Every record should be copied exactly, except that pictures are to be omitted.
════════════════════
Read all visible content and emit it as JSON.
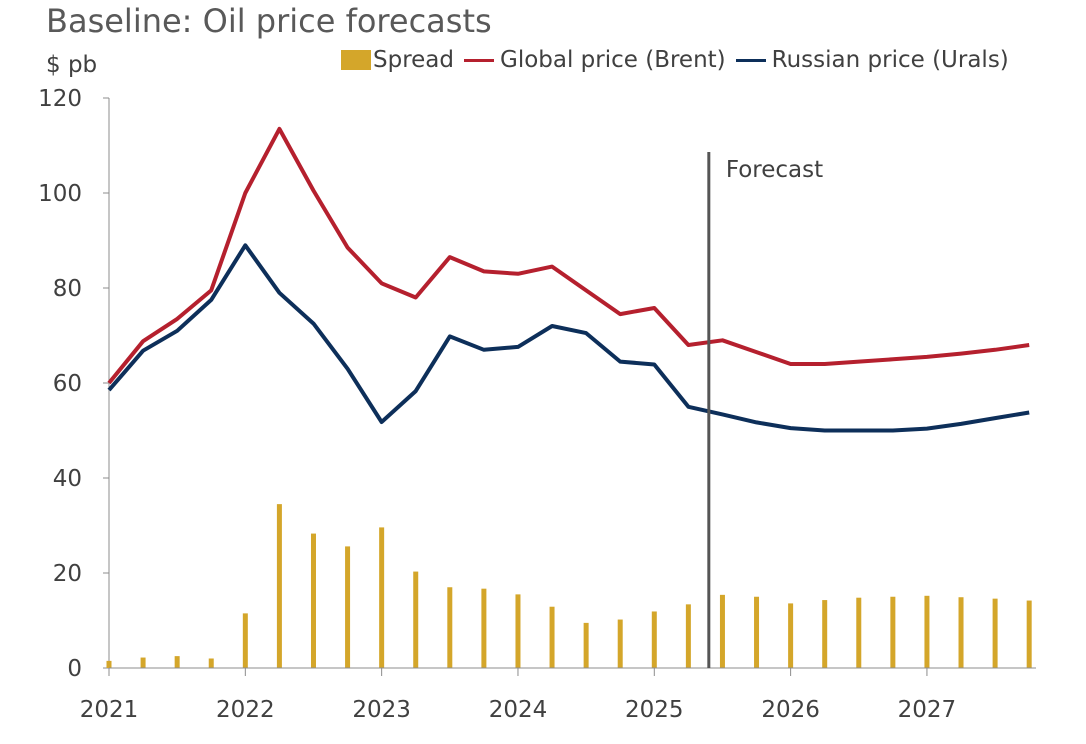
{
  "chart_data": {
    "type": "bar+line",
    "title": "Baseline: Oil price forecasts",
    "ylabel": "$ pb",
    "xlabel": "",
    "ylim": [
      0,
      120
    ],
    "yticks": [
      0,
      20,
      40,
      60,
      80,
      100,
      120
    ],
    "xlim": [
      2021,
      2027.8
    ],
    "xticks": [
      "2021",
      "2022",
      "2023",
      "2024",
      "2025",
      "2026",
      "2027"
    ],
    "forecast_start": 2025.4,
    "annotation": "Forecast",
    "legend": [
      "Spread",
      "Global price (Brent)",
      "Russian price (Urals)"
    ],
    "colors": {
      "spread": "#d4a62a",
      "brent": "#b5202e",
      "urals": "#0d2f5a",
      "forecast_line": "#555555",
      "axis": "#8c8c8c"
    },
    "x": [
      2021.0,
      2021.25,
      2021.5,
      2021.75,
      2022.0,
      2022.25,
      2022.5,
      2022.75,
      2023.0,
      2023.25,
      2023.5,
      2023.75,
      2024.0,
      2024.25,
      2024.5,
      2024.75,
      2025.0,
      2025.25,
      2025.5,
      2025.75,
      2026.0,
      2026.25,
      2026.5,
      2026.75,
      2027.0,
      2027.25,
      2027.5,
      2027.75
    ],
    "series": [
      {
        "name": "Spread",
        "kind": "bar",
        "values": [
          1.5,
          2.2,
          2.5,
          2.0,
          11.5,
          34.5,
          28.3,
          25.6,
          29.6,
          20.3,
          17.0,
          16.7,
          15.5,
          12.9,
          9.5,
          10.2,
          11.9,
          13.4,
          15.4,
          15.0,
          13.6,
          14.3,
          14.8,
          15.0,
          15.2,
          14.9,
          14.6,
          14.2
        ]
      },
      {
        "name": "Global price (Brent)",
        "kind": "line",
        "values": [
          60.0,
          68.8,
          73.5,
          79.5,
          100.0,
          113.5,
          100.5,
          88.5,
          81.0,
          78.0,
          86.5,
          83.5,
          83.0,
          84.5,
          79.5,
          74.5,
          75.8,
          68.0,
          69.0,
          66.5,
          64.0,
          64.0,
          64.5,
          65.0,
          65.5,
          66.2,
          67.0,
          68.0
        ]
      },
      {
        "name": "Russian price (Urals)",
        "kind": "line",
        "values": [
          58.5,
          66.8,
          71.0,
          77.5,
          89.0,
          79.0,
          72.5,
          63.0,
          51.8,
          58.3,
          69.8,
          67.0,
          67.6,
          72.0,
          70.5,
          64.5,
          63.9,
          55.0,
          53.4,
          51.7,
          50.5,
          50.0,
          50.0,
          50.0,
          50.4,
          51.4,
          52.6,
          53.8
        ]
      }
    ]
  }
}
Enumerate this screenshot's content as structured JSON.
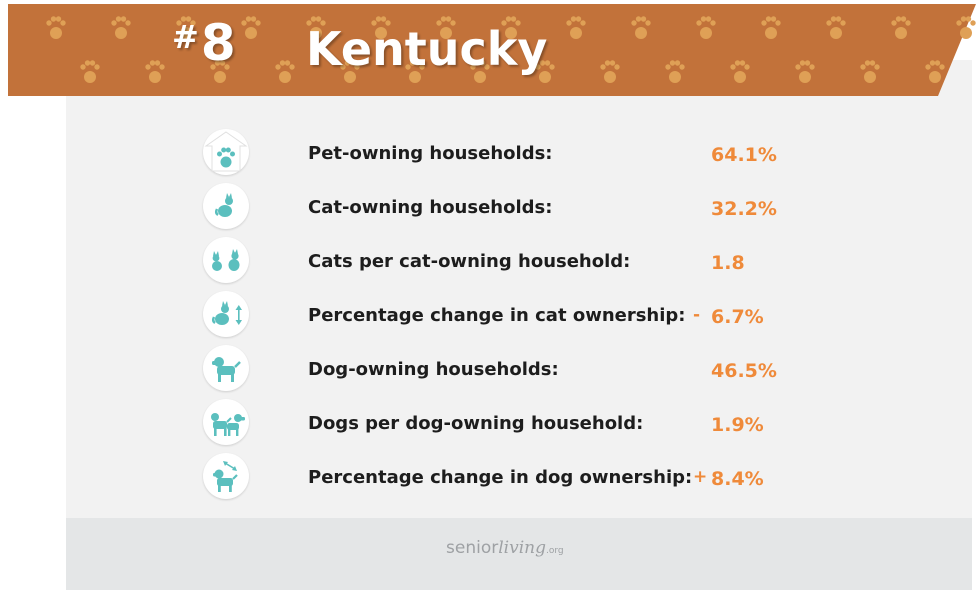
════════════════════
## Worked solution:
Read all visible content and emit it as JSON.
{
  "chart_data": {
    "type": "bar+line",
    "title": "Baseline: Oil price forecasts",
    "ylabel": "$ pb",
    "xlabel": "",
    "ylim": [
      0,
      120
    ],
    "yticks": [
      0,
      20,
      40,
      60,
      80,
      100,
      120
    ],
    "xlim": [
      2021,
      2027.8
    ],
    "xticks": [
      "2021",
      "2022",
      "2023",
      "2024",
      "2025",
      "2026",
      "2027"
    ],
    "forecast_start": 2025.4,
    "annotation": "Forecast",
    "legend": [
      "Spread",
      "Global price (Brent)",
      "Russian price (Urals)"
    ],
    "colors": {
      "spread": "#d4a62a",
      "brent": "#b5202e",
      "urals": "#0d2f5a",
      "forecast_line": "#555555",
      "axis": "#8c8c8c"
    },
    "x": [
      2021.0,
      2021.25,
      2021.5,
      2021.75,
      2022.0,
      2022.25,
      2022.5,
      2022.75,
      2023.0,
      2023.25,
      2023.5,
      2023.75,
      2024.0,
      2024.25,
      2024.5,
      2024.75,
      2025.0,
      2025.25,
      2025.5,
      2025.75,
      2026.0,
      2026.25,
      2026.5,
      2026.75,
      2027.0,
      2027.25,
      2027.5,
      2027.75
    ],
    "series": [
      {
        "name": "Spread",
        "kind": "bar",
        "values": [
          1.5,
          2.2,
          2.5,
          2.0,
          11.5,
          34.5,
          28.3,
          25.6,
          29.6,
          20.3,
          17.0,
          16.7,
          15.5,
          12.9,
          9.5,
          10.2,
          11.9,
          13.4,
          15.4,
          15.0,
          13.6,
          14.3,
          14.8,
          15.0,
          15.2,
          14.9,
          14.6,
          14.2
        ]
      },
      {
        "name": "Global price (Brent)",
        "kind": "line",
        "values": [
          60.0,
          68.8,
          73.5,
          79.5,
          100.0,
          113.5,
          100.5,
          88.5,
          81.0,
          78.0,
          86.5,
          83.5,
          83.0,
          84.5,
          79.5,
          74.5,
          75.8,
          68.0,
          69.0,
          66.5,
          64.0,
          64.0,
          64.5,
          65.0,
          65.5,
          66.2,
          67.0,
          68.0
        ]
      },
      {
        "name": "Russian price (Urals)",
        "kind": "line",
        "values": [
          58.5,
          66.8,
          71.0,
          77.5,
          89.0,
          79.0,
          72.5,
          63.0,
          51.8,
          58.3,
          69.8,
          67.0,
          67.6,
          72.0,
          70.5,
          64.5,
          63.9,
          55.0,
          53.4,
          51.7,
          50.5,
          50.0,
          50.0,
          50.0,
          50.4,
          51.4,
          52.6,
          53.8
        ]
      }
    ]
  }
}
Enumerate this screenshot's content as structured JSON.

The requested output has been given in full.